Aim: To study the utility of MLPA in diagnosis and carrier detection for DMD.
Materials and Methods: Mutation analysis and carrier detection was done by multiplex PCR and MLPA and the results were compared.
Results and Conclusions: We present data showing utility of MLPA in identifying mutations in cases with DMD/BMD. In the present study using MLPA, we identified mutations in additional 5.6% cases of DMD in whom multiplex PCR was not able to detect intragenic deletions. In addition, MLPA also correctly confirmed carrier status of two obligate carriers and revealed carrier status in 6 of 8 mothers of sporadic cases.

Keywords: Dystrophin, Duchenne and Becker muscular dystrophies, multiplex ligation-dependent probe amplification, carrier detection

How to cite this article:
Verma PK, Dalal A, Mittal B, Phadke SR. Utility of MLPA in mutation analysis and carrier detection for Duchenne muscular dystrophy. Indian J Hum Genet 2012;18:91-4

How to cite this URL:
Verma PK, Dalal A, Mittal B, Phadke SR. Utility of MLPA in mutation analysis and carrier detection for Duchenne muscular dystrophy. Indian J Hum Genet [serial online] 2012 [cited 2016 Jun 1];18:91-4. Available from:

   Introduction Top

Duchenne muscular dystrophy (DMD; OMIM # 310200) is one of the most common genetic muscular dystrophies, with an estimated world-wide prevalence of approximately 1 in 3,500 males. [1] It is the most severe of the dystrophinopathies, and results from mutations in the DMD gene. The DMD gene consists of 79 exons, and spans ~2.4 Mb on short arm of X-chromosome. It has at least four promoters and is the largest known human gene. [2] The coding portion of the gene is however only about 14 kb long. It codes for the protein dystrophin, which is a membrane-associated protein present in muscle cells. Large deletions are the most common type of mutations in the DMD gene, accounting for up to ~65% of DMD cases, while duplications contribute to around 6-10% of the cases. Small insertions, deletions, point mutations and splicing defects, account for the remaining 25-30% of DMD cases. [3] Among these sub-exonic mutation sequences, nonsense mutations account for 34%, frameshifts for 33%, splice site mutations for 29%, and missense mutations for 4%. [4]

The multiplex PCR techniques described by Chamberlain [5] and Beggs [6] has been used extensively to detect deletions in DMD. However, the disadvantage with this method is that it only detects deletions in 20-30 out of 79 exons of DMD gene. The remaining deletions as well as any duplications cannot be detected by this method. Further, it cannot be used for carrier analysis in female relatives. In the past, Southern blotting, quantitative PCR, and multiplex amplifiable probe hybridization (MAPH) have been used to find out duplications in males and detection of female carriers, [7],[8],[9],[10] but these approaches has limited success in clinical practice. Recently, a new method, Mutiplex Ligation dependent Probe Amplification (MLPA), based on probe hybridization and amplification of target DNA, has been used for detection of deletions/duplications in DMD gene. [11] There are a number of studies, including two from India, emphasizing the utility of MLPA over other methods of mutation detection for DMD. [12],[13],[14],[15] However, there are very few studies worldwide, [16],[17] and none from India, regarding the utility of MLPA in carrier detection for female relatives of DMD patients. Here, we present the data regarding the utility of MLPA for both mutation detection in patients and carrier detection in families with DMD.

### Saved data entries
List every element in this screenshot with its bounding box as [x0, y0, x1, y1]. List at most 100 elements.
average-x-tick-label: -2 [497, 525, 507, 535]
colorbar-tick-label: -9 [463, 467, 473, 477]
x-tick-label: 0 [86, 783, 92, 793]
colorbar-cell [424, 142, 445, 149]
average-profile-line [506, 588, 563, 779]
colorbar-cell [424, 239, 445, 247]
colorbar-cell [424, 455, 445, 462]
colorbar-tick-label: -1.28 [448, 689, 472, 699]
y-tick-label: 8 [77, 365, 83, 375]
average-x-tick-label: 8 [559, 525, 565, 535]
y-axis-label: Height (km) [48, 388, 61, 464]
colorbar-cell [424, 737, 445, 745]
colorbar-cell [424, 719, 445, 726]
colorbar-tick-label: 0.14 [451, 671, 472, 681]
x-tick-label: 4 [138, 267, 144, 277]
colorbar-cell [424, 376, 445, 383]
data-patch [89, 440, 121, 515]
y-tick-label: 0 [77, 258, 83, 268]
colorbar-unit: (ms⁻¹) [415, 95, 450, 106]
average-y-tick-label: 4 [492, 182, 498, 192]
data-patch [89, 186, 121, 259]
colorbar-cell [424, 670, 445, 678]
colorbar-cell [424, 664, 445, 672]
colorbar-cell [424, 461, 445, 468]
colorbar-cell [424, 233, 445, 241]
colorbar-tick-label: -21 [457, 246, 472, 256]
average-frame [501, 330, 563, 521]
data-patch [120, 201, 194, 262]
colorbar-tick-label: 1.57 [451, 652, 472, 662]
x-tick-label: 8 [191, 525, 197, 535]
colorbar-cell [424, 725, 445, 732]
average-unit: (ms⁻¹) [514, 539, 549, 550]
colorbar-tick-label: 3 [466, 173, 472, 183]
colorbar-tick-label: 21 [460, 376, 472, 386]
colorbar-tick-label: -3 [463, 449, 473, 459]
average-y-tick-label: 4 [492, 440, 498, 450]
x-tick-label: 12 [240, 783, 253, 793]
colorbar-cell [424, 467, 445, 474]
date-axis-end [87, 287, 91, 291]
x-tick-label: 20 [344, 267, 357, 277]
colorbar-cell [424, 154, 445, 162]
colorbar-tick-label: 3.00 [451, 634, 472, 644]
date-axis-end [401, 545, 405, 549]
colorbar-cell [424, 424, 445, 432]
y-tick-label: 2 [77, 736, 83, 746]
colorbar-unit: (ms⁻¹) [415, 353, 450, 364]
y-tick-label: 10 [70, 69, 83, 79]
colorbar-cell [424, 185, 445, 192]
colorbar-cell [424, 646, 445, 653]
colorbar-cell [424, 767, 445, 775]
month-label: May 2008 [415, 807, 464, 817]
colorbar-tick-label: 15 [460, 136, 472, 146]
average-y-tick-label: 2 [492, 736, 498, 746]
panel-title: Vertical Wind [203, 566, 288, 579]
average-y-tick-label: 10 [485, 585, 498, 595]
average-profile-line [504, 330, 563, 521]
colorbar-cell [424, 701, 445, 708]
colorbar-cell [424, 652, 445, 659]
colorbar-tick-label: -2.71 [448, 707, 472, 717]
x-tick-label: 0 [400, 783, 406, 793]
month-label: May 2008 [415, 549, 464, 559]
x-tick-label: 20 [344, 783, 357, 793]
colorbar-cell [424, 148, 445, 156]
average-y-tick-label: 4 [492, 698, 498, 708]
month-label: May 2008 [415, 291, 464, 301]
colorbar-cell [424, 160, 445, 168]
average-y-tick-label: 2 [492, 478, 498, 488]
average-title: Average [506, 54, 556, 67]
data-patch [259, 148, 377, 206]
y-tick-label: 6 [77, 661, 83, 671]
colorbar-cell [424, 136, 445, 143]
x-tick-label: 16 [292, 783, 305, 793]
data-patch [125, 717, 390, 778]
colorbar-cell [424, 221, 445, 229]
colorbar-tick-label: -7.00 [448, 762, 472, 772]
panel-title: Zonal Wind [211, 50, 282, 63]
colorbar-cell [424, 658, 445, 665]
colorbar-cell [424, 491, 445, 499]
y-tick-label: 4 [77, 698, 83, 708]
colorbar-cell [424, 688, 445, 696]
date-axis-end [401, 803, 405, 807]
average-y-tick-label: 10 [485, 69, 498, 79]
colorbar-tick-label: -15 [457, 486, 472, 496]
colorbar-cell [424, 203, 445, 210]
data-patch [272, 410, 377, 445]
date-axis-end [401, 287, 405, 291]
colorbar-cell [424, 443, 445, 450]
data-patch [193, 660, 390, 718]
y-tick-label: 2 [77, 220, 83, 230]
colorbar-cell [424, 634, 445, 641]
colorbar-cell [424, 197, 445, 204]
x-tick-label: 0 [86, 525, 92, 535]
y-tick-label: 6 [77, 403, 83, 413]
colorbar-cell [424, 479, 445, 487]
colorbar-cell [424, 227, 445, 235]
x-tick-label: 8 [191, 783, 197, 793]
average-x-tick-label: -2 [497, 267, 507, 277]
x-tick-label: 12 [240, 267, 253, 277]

### THE TASK
Reproduce word for word the stretch of the MLPA passage from "Aim: To study" through "of sporadic cases.". Draw only on the MLPA passage for what comes next.

### REPLY
Aim: To study the utility of MLPA in diagnosis and carrier detection for DMD.
Materials and Methods: Mutation analysis and carrier detection was done by multiplex PCR and MLPA and the results were compared.
Results and Conclusions: We present data showing utility of MLPA in identifying mutations in cases with DMD/BMD. In the present study using MLPA, we identified mutations in additional 5.6% cases of DMD in whom multiplex PCR was not able to detect intragenic deletions. In addition, MLPA also correctly confirmed carrier status of two obligate carriers and revealed carrier status in 6 of 8 mothers of sporadic cases.